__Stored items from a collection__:
════

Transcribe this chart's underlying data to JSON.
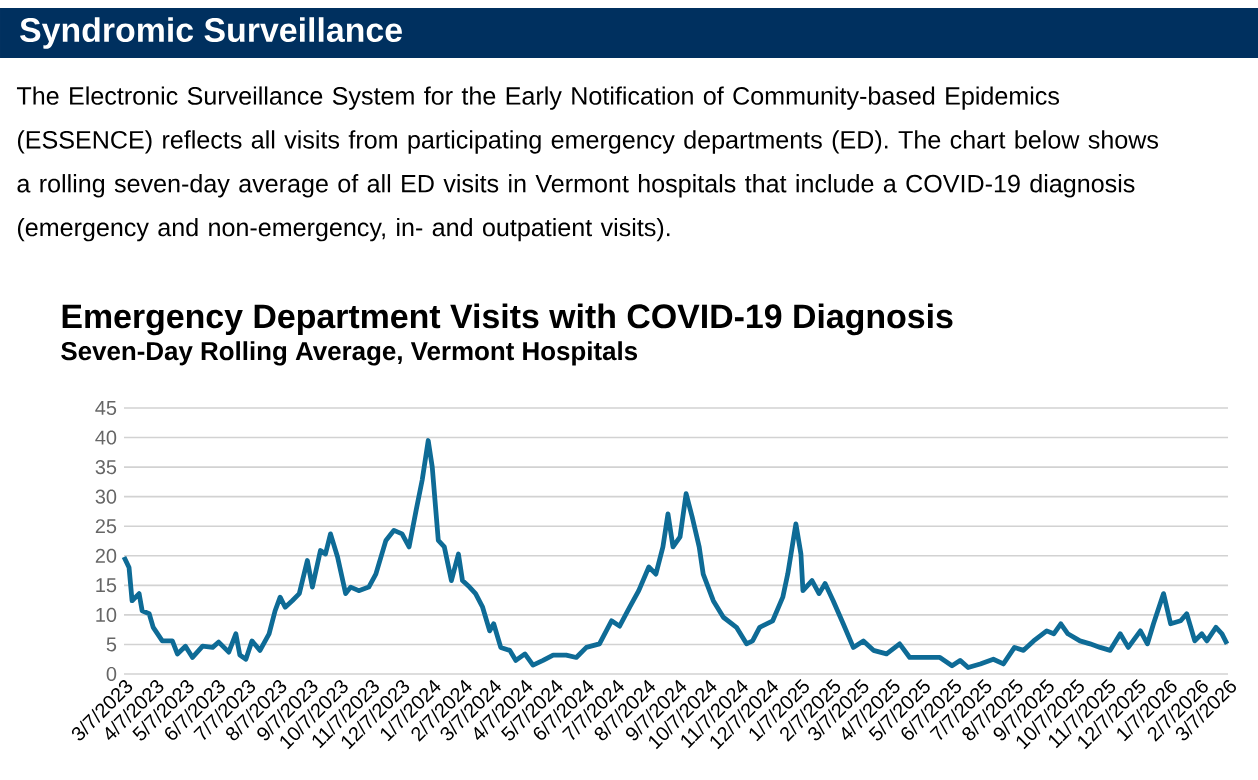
{
  "chart_data": {
    "type": "line",
    "title": "Emergency Department Visits with COVID-19 Diagnosis",
    "subtitle": "Seven-Day Rolling Average, Vermont Hospitals",
    "annotations": [
      "Syndromic Surveillance",
      "The Electronic Surveillance System for the Early Notification of Community-based Epidemics (ESSENCE) reflects all visits from participating emergency departments (ED). The chart below shows a rolling seven-day average of all ED visits in Vermont hospitals that include a COVID-19 diagnosis (emergency and non-emergency, in- and outpatient visits)."
    ],
    "x": [
      "2023-03-07",
      "2023-03-12",
      "2023-03-15",
      "2023-03-22",
      "2023-03-25",
      "2023-04-01",
      "2023-04-05",
      "2023-04-14",
      "2023-04-24",
      "2023-04-29",
      "2023-05-07",
      "2023-05-14",
      "2023-05-24",
      "2023-06-03",
      "2023-06-09",
      "2023-06-19",
      "2023-06-26",
      "2023-06-30",
      "2023-07-06",
      "2023-07-12",
      "2023-07-20",
      "2023-07-29",
      "2023-08-04",
      "2023-08-09",
      "2023-08-14",
      "2023-08-21",
      "2023-08-28",
      "2023-09-05",
      "2023-09-10",
      "2023-09-18",
      "2023-09-23",
      "2023-09-28",
      "2023-10-05",
      "2023-10-13",
      "2023-10-18",
      "2023-10-26",
      "2023-11-05",
      "2023-11-12",
      "2023-11-22",
      "2023-11-30",
      "2023-12-08",
      "2023-12-15",
      "2023-12-22",
      "2023-12-28",
      "2024-01-03",
      "2024-01-07",
      "2024-01-13",
      "2024-01-19",
      "2024-01-26",
      "2024-02-02",
      "2024-02-06",
      "2024-02-13",
      "2024-02-19",
      "2024-02-26",
      "2024-03-04",
      "2024-03-08",
      "2024-03-15",
      "2024-03-24",
      "2024-03-30",
      "2024-04-08",
      "2024-04-16",
      "2024-04-26",
      "2024-05-06",
      "2024-05-19",
      "2024-05-29",
      "2024-06-08",
      "2024-06-21",
      "2024-07-03",
      "2024-07-11",
      "2024-07-21",
      "2024-07-30",
      "2024-08-09",
      "2024-08-16",
      "2024-08-23",
      "2024-08-28",
      "2024-09-02",
      "2024-09-09",
      "2024-09-15",
      "2024-09-21",
      "2024-09-28",
      "2024-10-02",
      "2024-10-12",
      "2024-10-22",
      "2024-11-04",
      "2024-11-14",
      "2024-11-20",
      "2024-11-27",
      "2024-12-10",
      "2024-12-20",
      "2024-12-25",
      "2025-01-02",
      "2025-01-07",
      "2025-01-09",
      "2025-01-18",
      "2025-01-25",
      "2025-01-31",
      "2025-02-08",
      "2025-02-18",
      "2025-02-28",
      "2025-03-10",
      "2025-03-20",
      "2025-04-02",
      "2025-04-15",
      "2025-04-25",
      "2025-05-12",
      "2025-05-25",
      "2025-06-06",
      "2025-06-14",
      "2025-06-22",
      "2025-07-04",
      "2025-07-17",
      "2025-07-27",
      "2025-08-07",
      "2025-08-16",
      "2025-08-26",
      "2025-09-08",
      "2025-09-15",
      "2025-09-22",
      "2025-09-29",
      "2025-10-11",
      "2025-10-21",
      "2025-10-31",
      "2025-11-10",
      "2025-11-20",
      "2025-11-28",
      "2025-12-10",
      "2025-12-17",
      "2025-12-23",
      "2026-01-02",
      "2026-01-09",
      "2026-01-19",
      "2026-01-25",
      "2026-02-02",
      "2026-02-09",
      "2026-02-14",
      "2026-02-23",
      "2026-03-01",
      "2026-03-06"
    ],
    "series": [
      {
        "color": "#0e6b96",
        "values": [
          19.8,
          18,
          12.4,
          13.6,
          10.7,
          10.2,
          7.9,
          5.6,
          5.6,
          3.4,
          4.7,
          2.8,
          4.7,
          4.5,
          5.4,
          3.7,
          6.8,
          3.2,
          2.5,
          5.6,
          4.0,
          6.8,
          10.7,
          13,
          11.3,
          12.4,
          13.6,
          19.2,
          14.7,
          20.9,
          20.3,
          23.7,
          19.8,
          13.6,
          14.7,
          14.1,
          14.7,
          16.9,
          22.6,
          24.3,
          23.7,
          21.5,
          27.7,
          32.8,
          39.5,
          35,
          22.6,
          21.5,
          15.8,
          20.3,
          15.8,
          14.7,
          13.6,
          11.3,
          7.3,
          8.5,
          4.5,
          4.0,
          2.3,
          3.4,
          1.5,
          2.3,
          3.2,
          3.2,
          2.8,
          4.5,
          5.1,
          9,
          8.1,
          11.3,
          14.1,
          18.1,
          16.9,
          21.5,
          27.1,
          21.5,
          23.2,
          30.5,
          26.6,
          21.5,
          16.9,
          12.4,
          9.6,
          7.9,
          5.1,
          5.6,
          7.9,
          9,
          13,
          17,
          25.4,
          20.3,
          14.1,
          15.8,
          13.6,
          15.3,
          12.4,
          8.5,
          4.5,
          5.6,
          4.0,
          3.4,
          5.1,
          2.8,
          2.8,
          2.8,
          1.4,
          2.3,
          1.1,
          1.7,
          2.5,
          1.7,
          4.5,
          4.0,
          5.6,
          7.3,
          6.8,
          8.5,
          6.8,
          5.6,
          5.1,
          4.5,
          4.0,
          6.8,
          4.5,
          7.3,
          5.1,
          8.5,
          13.6,
          8.5,
          9,
          10.2,
          5.6,
          6.8,
          5.6,
          7.9,
          6.8,
          5.1
        ]
      }
    ],
    "xlim": [
      "2023-03-07",
      "2026-03-07"
    ],
    "xticks": [
      {
        "value": "2023-03-07",
        "label": "3/7/2023"
      },
      {
        "value": "2023-04-07",
        "label": "4/7/2023"
      },
      {
        "value": "2023-05-07",
        "label": "5/7/2023"
      },
      {
        "value": "2023-06-07",
        "label": "6/7/2023"
      },
      {
        "value": "2023-07-07",
        "label": "7/7/2023"
      },
      {
        "value": "2023-08-07",
        "label": "8/7/2023"
      },
      {
        "value": "2023-09-07",
        "label": "9/7/2023"
      },
      {
        "value": "2023-10-07",
        "label": "10/7/2023"
      },
      {
        "value": "2023-11-07",
        "label": "11/7/2023"
      },
      {
        "value": "2023-12-07",
        "label": "12/7/2023"
      },
      {
        "value": "2024-01-07",
        "label": "1/7/2024"
      },
      {
        "value": "2024-02-07",
        "label": "2/7/2024"
      },
      {
        "value": "2024-03-07",
        "label": "3/7/2024"
      },
      {
        "value": "2024-04-07",
        "label": "4/7/2024"
      },
      {
        "value": "2024-05-07",
        "label": "5/7/2024"
      },
      {
        "value": "2024-06-07",
        "label": "6/7/2024"
      },
      {
        "value": "2024-07-07",
        "label": "7/7/2024"
      },
      {
        "value": "2024-08-07",
        "label": "8/7/2024"
      },
      {
        "value": "2024-09-07",
        "label": "9/7/2024"
      },
      {
        "value": "2024-10-07",
        "label": "10/7/2024"
      },
      {
        "value": "2024-11-07",
        "label": "11/7/2024"
      },
      {
        "value": "2024-12-07",
        "label": "12/7/2024"
      },
      {
        "value": "2025-01-07",
        "label": "1/7/2025"
      },
      {
        "value": "2025-02-07",
        "label": "2/7/2025"
      },
      {
        "value": "2025-03-07",
        "label": "3/7/2025"
      },
      {
        "value": "2025-04-07",
        "label": "4/7/2025"
      },
      {
        "value": "2025-05-07",
        "label": "5/7/2025"
      },
      {
        "value": "2025-06-07",
        "label": "6/7/2025"
      },
      {
        "value": "2025-07-07",
        "label": "7/7/2025"
      },
      {
        "value": "2025-08-07",
        "label": "8/7/2025"
      },
      {
        "value": "2025-09-07",
        "label": "9/7/2025"
      },
      {
        "value": "2025-10-07",
        "label": "10/7/2025"
      },
      {
        "value": "2025-11-07",
        "label": "11/7/2025"
      },
      {
        "value": "2025-12-07",
        "label": "12/7/2025"
      },
      {
        "value": "2026-01-07",
        "label": "1/7/2026"
      },
      {
        "value": "2026-02-07",
        "label": "2/7/2026"
      },
      {
        "value": "2026-03-07",
        "label": "3/7/2026"
      }
    ],
    "ylim": [
      0,
      45
    ],
    "yticks": [
      0,
      5,
      10,
      15,
      20,
      25,
      30,
      35,
      40,
      45
    ],
    "grid": "y",
    "line_style": "solid"
  }
}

════

__What to work on__: Using the records above, find and show each line with the string "Surveillance".

__Answer to the task__:
      "Syndromic Surveillance",
      "The Electronic Surveillance System for the Early Notification of Community-based Epidemics (ESSENCE) reflects all visits from participating emergency departments (ED). The chart below shows a rolling seven-day average of all ED visits in Vermont hospitals that include a COVID-19 diagnosis (emergency and non-emergency, in- and outpatient visits)."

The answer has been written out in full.